### [MATERIAL SHOWN]
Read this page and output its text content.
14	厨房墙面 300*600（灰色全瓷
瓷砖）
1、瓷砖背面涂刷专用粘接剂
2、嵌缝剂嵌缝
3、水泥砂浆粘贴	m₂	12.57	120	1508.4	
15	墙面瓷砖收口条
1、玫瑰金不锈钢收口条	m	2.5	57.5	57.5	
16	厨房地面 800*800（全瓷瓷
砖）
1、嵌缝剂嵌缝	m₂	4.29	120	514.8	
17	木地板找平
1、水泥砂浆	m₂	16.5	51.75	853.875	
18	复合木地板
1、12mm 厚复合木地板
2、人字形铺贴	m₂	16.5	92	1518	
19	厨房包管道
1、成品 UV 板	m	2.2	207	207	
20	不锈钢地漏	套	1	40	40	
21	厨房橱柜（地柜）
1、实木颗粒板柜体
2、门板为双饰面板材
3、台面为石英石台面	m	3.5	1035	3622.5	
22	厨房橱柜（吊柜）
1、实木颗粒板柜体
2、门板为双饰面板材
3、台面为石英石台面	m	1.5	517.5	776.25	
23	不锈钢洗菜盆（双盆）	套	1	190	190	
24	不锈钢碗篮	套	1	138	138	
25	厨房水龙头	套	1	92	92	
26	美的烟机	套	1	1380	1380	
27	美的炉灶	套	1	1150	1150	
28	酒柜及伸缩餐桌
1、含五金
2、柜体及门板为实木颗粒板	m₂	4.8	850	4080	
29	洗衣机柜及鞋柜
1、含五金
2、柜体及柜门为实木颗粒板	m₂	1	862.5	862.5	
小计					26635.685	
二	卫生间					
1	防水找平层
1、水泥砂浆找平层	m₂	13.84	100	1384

### [EXERCISE GOAL]
Search the preceding listing for the word "台面为石英石台面" and pull out every line that holds it.

### [THE SOLUTION]
3、台面为石英石台面	m	3.5	1035	3622.5	
3、台面为石英石台面	m	1.5	517.5	776.25	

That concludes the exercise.